Your goal
Pull out every line below that holds the word "band".

Provided material
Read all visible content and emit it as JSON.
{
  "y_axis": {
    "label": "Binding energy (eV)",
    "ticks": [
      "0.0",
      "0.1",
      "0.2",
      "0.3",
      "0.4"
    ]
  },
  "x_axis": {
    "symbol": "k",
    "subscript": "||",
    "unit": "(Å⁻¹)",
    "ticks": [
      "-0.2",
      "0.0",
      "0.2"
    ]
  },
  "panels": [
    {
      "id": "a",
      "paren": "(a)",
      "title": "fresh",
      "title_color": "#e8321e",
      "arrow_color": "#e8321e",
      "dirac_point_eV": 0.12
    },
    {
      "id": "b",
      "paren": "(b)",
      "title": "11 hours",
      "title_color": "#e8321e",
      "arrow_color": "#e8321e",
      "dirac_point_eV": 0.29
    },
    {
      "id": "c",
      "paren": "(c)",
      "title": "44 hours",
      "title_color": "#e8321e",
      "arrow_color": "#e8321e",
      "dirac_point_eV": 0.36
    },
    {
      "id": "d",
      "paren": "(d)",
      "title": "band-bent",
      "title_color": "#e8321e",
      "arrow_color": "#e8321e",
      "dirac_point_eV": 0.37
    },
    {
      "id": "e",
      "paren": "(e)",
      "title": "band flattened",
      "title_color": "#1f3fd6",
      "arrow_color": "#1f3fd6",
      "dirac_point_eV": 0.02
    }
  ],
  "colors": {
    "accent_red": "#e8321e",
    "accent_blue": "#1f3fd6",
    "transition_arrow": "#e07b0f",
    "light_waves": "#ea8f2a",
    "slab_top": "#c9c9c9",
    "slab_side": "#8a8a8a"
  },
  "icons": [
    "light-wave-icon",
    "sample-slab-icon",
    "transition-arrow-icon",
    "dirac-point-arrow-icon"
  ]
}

Written response
      "title": "band-bent",
      "title": "band flattened",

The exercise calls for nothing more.